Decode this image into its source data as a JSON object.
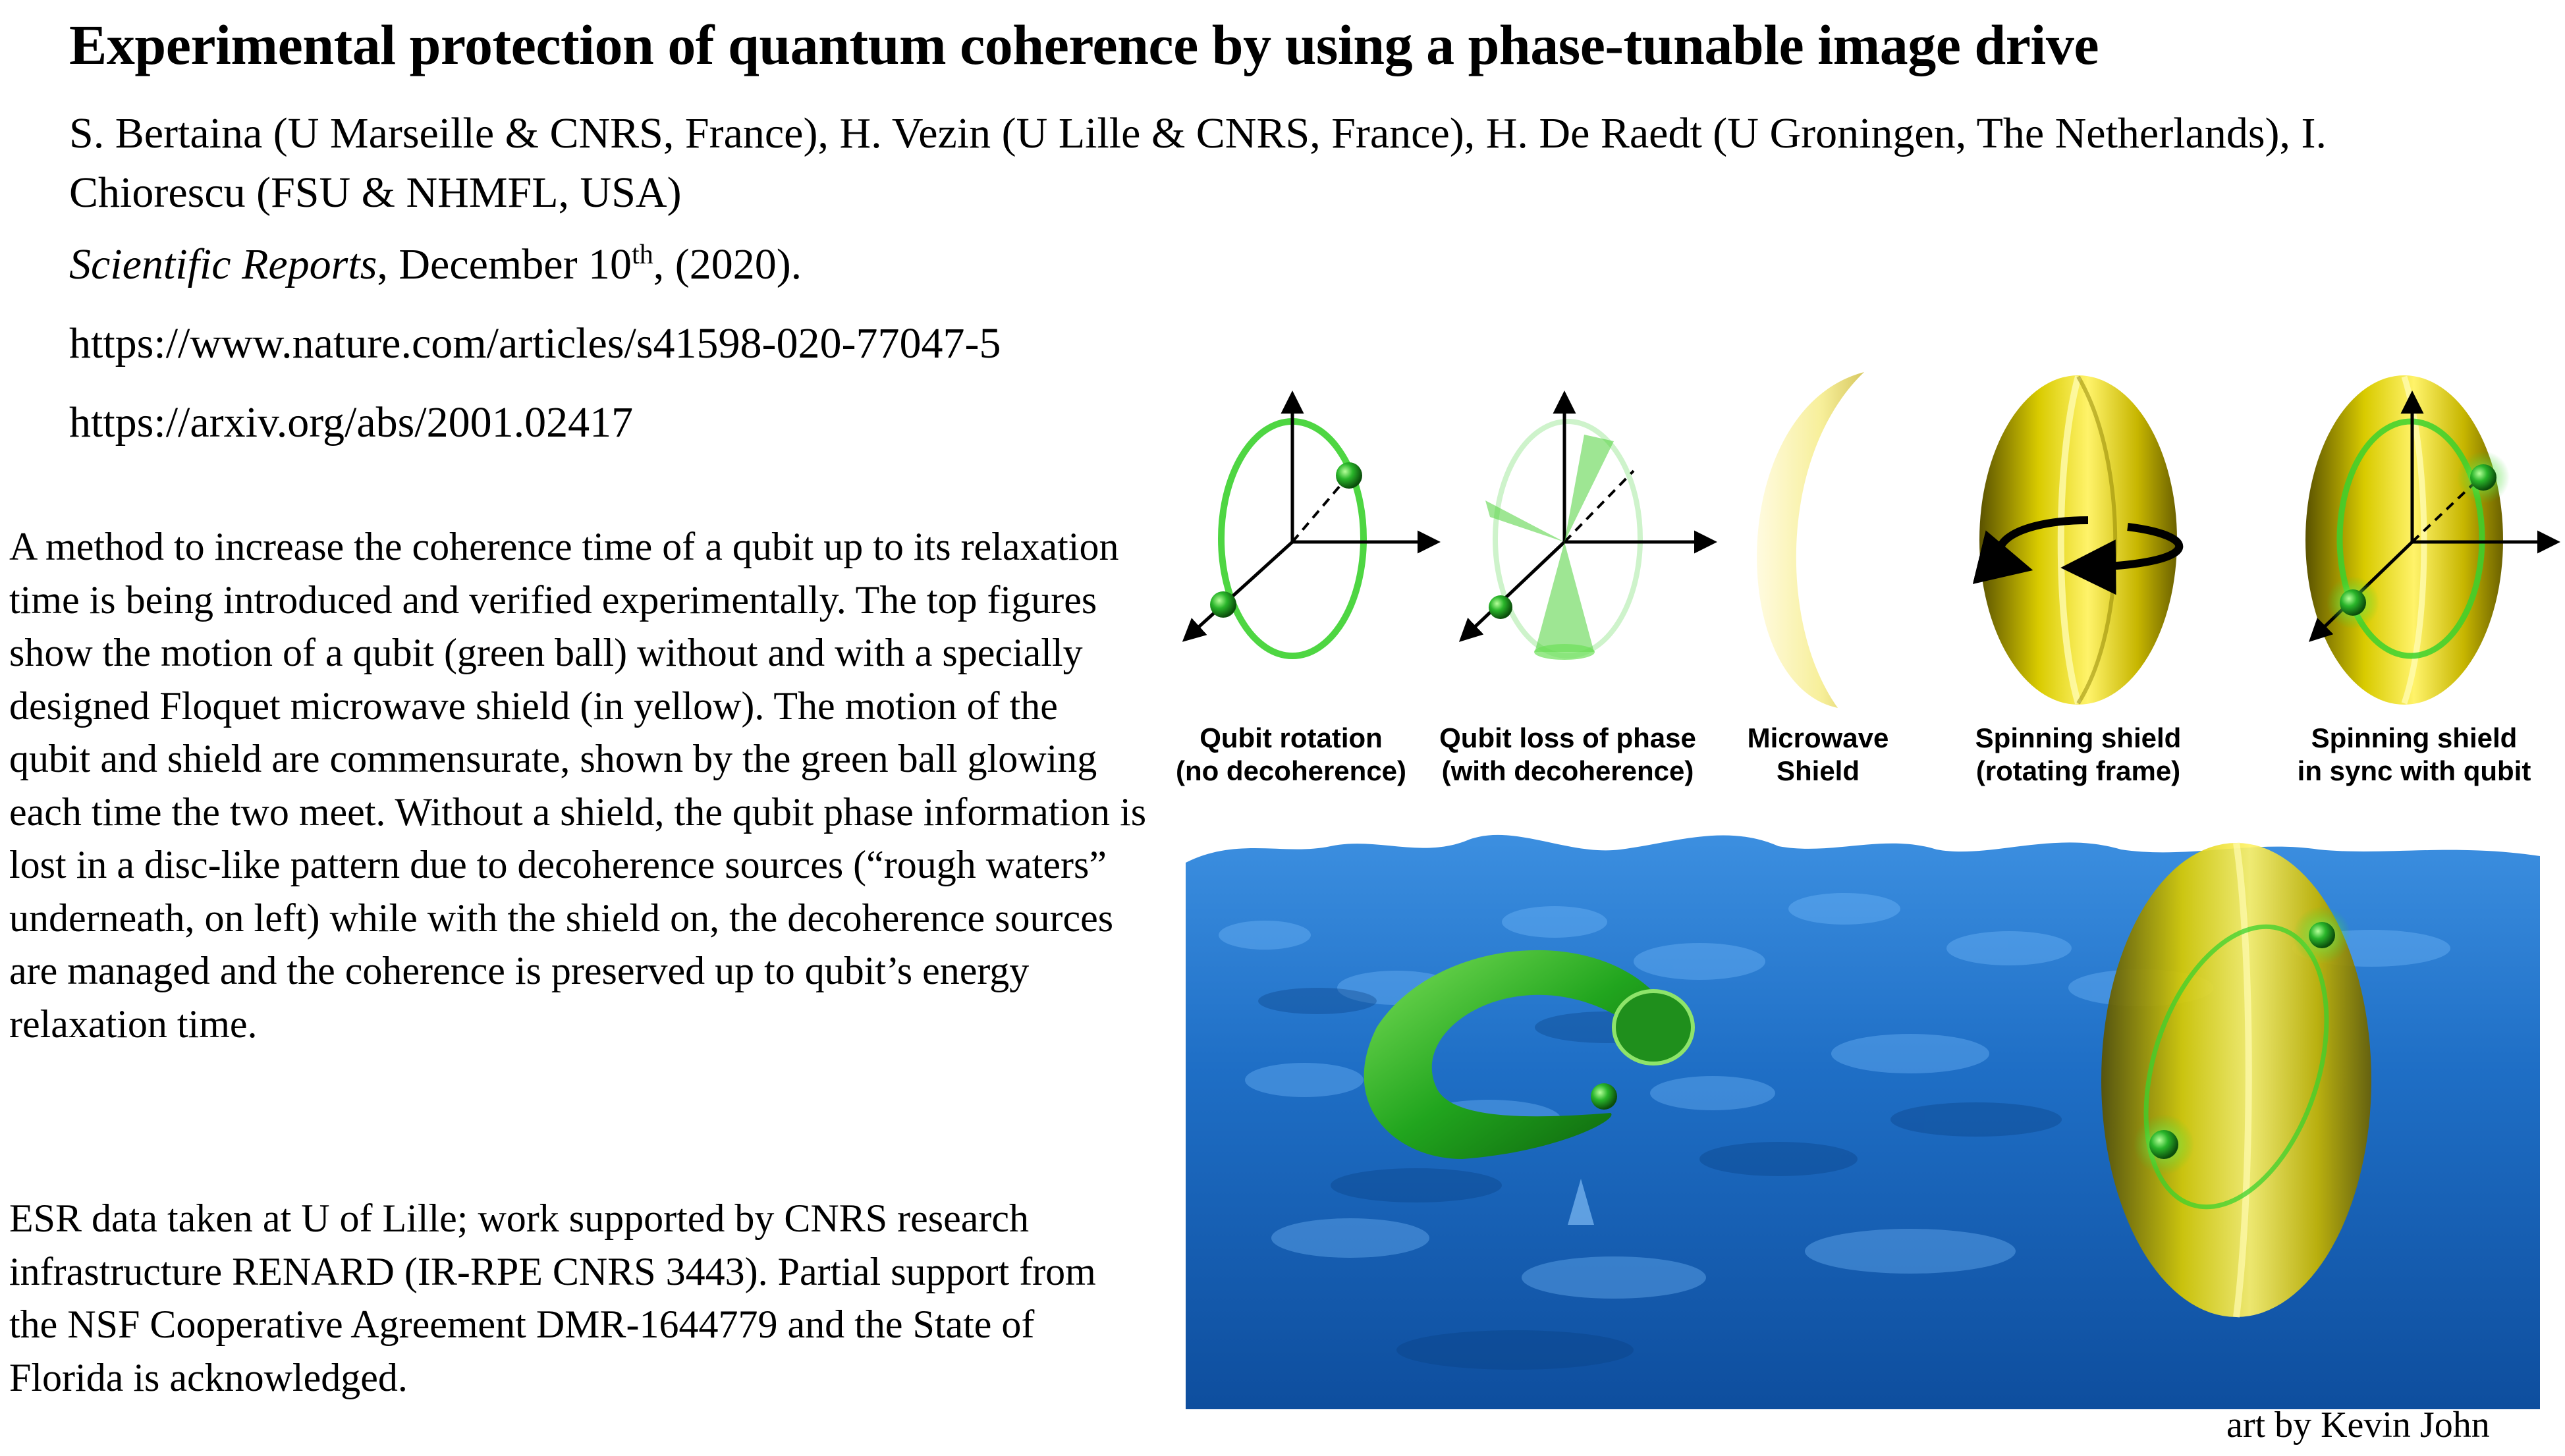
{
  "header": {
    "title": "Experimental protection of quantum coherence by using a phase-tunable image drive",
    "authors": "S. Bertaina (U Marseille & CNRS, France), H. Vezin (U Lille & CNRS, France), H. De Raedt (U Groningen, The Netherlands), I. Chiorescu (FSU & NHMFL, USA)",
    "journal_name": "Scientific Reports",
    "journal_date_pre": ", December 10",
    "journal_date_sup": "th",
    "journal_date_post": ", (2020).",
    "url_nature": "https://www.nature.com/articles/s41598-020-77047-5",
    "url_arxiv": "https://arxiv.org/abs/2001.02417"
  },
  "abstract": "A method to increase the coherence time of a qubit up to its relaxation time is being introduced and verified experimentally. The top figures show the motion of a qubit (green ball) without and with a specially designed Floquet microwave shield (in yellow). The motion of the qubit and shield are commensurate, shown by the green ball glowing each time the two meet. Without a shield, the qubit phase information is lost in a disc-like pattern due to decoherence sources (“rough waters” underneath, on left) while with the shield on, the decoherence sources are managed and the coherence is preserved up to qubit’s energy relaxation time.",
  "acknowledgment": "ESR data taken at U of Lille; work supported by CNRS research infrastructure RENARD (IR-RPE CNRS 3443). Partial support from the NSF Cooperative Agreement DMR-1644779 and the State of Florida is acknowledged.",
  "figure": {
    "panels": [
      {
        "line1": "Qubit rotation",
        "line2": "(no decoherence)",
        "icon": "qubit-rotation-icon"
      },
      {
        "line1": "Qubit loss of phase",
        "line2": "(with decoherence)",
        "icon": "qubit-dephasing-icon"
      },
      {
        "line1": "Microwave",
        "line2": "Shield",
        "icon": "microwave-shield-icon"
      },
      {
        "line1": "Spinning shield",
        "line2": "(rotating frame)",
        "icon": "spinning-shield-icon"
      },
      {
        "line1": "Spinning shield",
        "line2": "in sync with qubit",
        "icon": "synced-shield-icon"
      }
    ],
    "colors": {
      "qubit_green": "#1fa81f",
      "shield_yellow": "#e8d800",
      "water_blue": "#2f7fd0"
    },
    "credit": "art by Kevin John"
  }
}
...
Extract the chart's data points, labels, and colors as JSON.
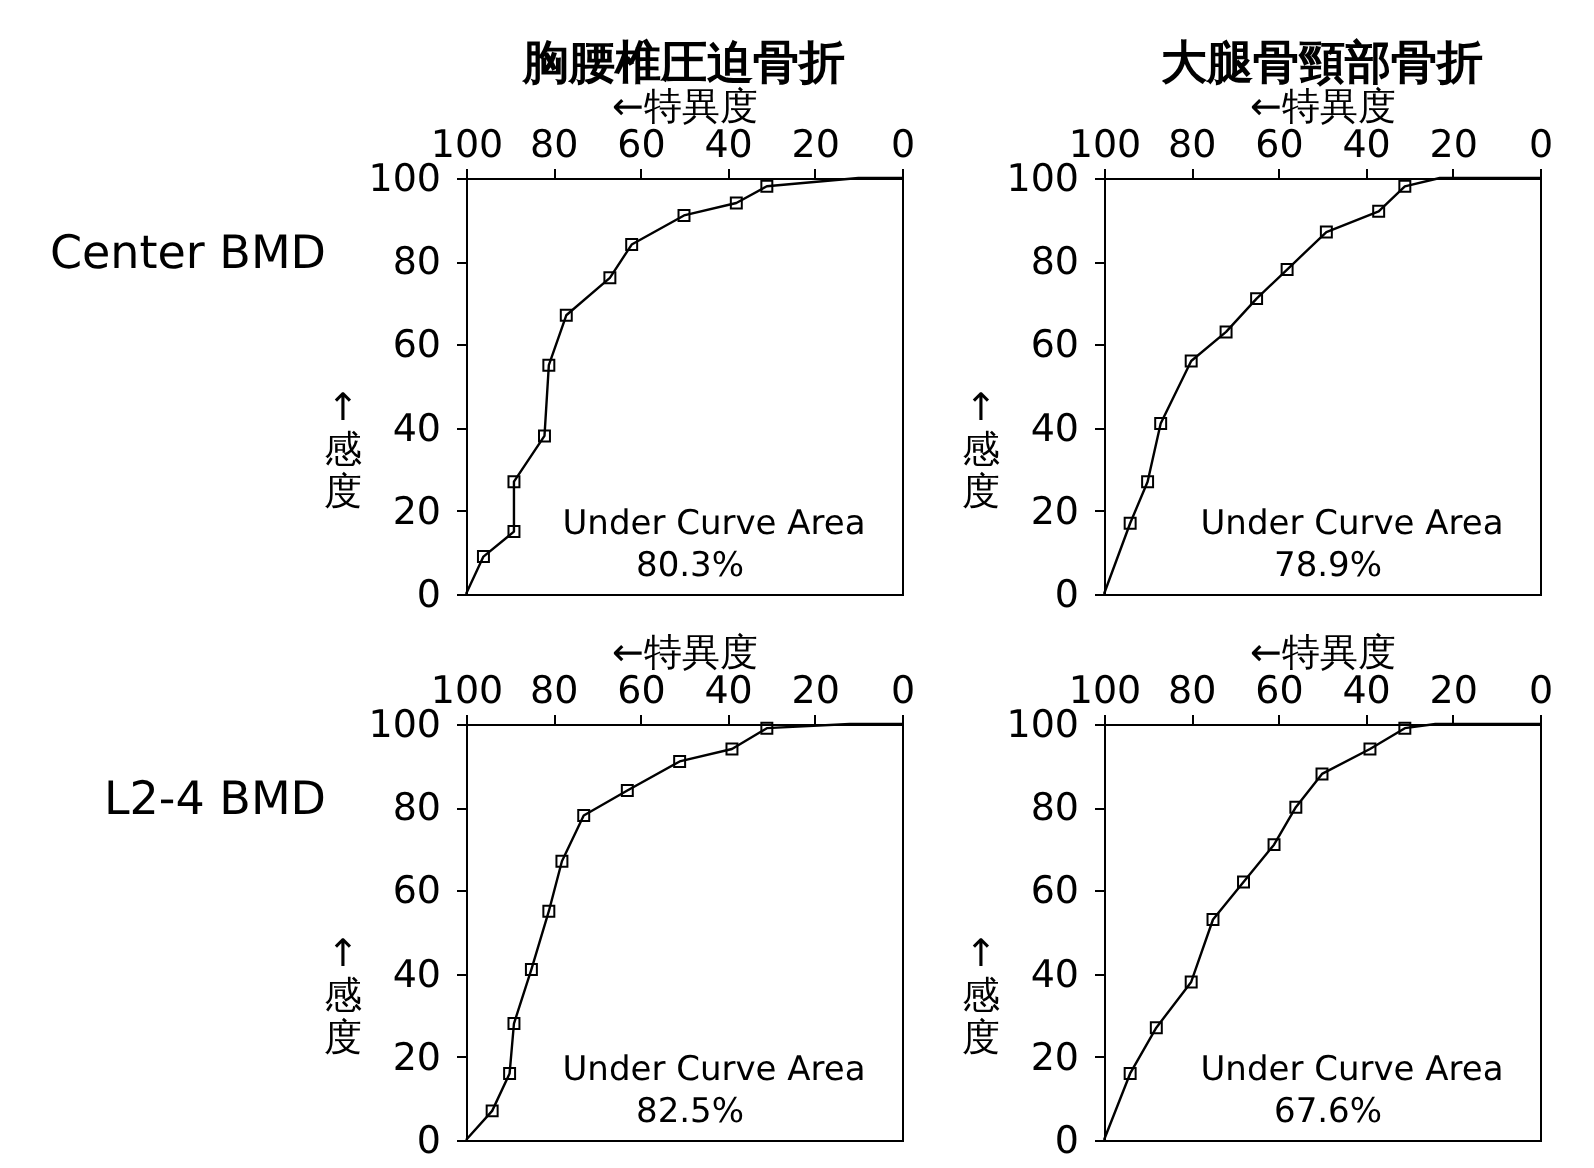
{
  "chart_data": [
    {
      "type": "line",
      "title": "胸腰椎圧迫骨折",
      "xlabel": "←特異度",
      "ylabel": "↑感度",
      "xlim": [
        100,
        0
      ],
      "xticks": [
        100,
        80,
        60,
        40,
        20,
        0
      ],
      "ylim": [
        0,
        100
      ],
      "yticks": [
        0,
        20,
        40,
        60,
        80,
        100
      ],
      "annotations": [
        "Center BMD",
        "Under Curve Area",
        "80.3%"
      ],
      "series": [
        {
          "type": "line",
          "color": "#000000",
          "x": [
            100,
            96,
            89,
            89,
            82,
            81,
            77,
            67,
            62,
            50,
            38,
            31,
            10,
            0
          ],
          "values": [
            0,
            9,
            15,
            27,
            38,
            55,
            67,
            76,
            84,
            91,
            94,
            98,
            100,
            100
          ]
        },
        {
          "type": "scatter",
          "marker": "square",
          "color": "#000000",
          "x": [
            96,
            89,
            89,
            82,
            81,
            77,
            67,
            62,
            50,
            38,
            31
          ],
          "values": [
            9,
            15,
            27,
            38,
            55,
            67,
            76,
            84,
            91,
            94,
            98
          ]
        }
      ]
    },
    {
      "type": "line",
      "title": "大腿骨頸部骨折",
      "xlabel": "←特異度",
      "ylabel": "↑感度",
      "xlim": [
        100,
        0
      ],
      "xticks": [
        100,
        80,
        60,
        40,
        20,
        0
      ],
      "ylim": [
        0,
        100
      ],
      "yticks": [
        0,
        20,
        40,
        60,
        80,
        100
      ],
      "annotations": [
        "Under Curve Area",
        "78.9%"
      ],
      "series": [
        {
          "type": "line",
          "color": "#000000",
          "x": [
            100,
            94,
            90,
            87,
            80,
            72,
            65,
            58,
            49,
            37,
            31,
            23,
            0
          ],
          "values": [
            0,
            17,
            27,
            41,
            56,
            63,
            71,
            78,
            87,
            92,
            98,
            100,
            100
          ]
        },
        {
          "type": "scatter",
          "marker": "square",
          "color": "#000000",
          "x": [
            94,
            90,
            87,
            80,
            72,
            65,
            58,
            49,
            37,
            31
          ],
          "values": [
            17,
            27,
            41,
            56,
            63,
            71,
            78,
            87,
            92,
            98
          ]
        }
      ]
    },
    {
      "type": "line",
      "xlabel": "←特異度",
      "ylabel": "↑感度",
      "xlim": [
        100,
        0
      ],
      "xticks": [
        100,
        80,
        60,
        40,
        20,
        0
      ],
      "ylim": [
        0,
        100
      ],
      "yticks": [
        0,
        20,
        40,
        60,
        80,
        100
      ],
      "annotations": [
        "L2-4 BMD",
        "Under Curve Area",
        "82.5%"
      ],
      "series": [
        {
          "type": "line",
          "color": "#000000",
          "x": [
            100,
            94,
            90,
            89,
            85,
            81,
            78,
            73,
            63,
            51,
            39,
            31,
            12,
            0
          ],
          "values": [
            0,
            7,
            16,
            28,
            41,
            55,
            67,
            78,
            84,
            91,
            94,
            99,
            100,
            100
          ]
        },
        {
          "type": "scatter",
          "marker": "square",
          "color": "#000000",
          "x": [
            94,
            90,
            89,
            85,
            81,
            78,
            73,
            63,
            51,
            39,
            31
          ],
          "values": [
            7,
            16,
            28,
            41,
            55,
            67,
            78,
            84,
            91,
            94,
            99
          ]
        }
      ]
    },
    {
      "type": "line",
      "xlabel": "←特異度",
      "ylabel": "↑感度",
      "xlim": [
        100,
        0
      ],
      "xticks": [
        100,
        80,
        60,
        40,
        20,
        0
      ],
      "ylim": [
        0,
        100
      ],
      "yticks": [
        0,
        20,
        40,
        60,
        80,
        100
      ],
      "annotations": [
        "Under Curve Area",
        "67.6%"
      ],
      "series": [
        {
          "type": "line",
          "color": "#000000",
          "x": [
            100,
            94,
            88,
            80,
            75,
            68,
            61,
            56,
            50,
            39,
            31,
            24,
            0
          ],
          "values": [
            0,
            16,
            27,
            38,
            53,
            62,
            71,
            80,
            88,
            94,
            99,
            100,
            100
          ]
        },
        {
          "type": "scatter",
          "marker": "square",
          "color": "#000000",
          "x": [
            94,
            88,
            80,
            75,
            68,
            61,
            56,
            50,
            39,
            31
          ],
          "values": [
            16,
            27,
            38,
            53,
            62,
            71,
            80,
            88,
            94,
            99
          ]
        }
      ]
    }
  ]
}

Short problem » From the data, collect all lines where the string "Lille" appears.

The response »
    "authors": "S. Bertaina (U Marseille & CNRS, France), H. Vezin (U Lille & CNRS, France), H. De Raedt (U Groningen, The Netherlands), I. Chiorescu (FSU & NHMFL, USA)",
  "acknowledgment": "ESR data taken at U of Lille; work supported by CNRS research infrastructure RENARD (IR-RPE CNRS 3443). Partial support from the NSF Cooperative Agreement DMR-1644779 and the State of Florida is acknowledged.",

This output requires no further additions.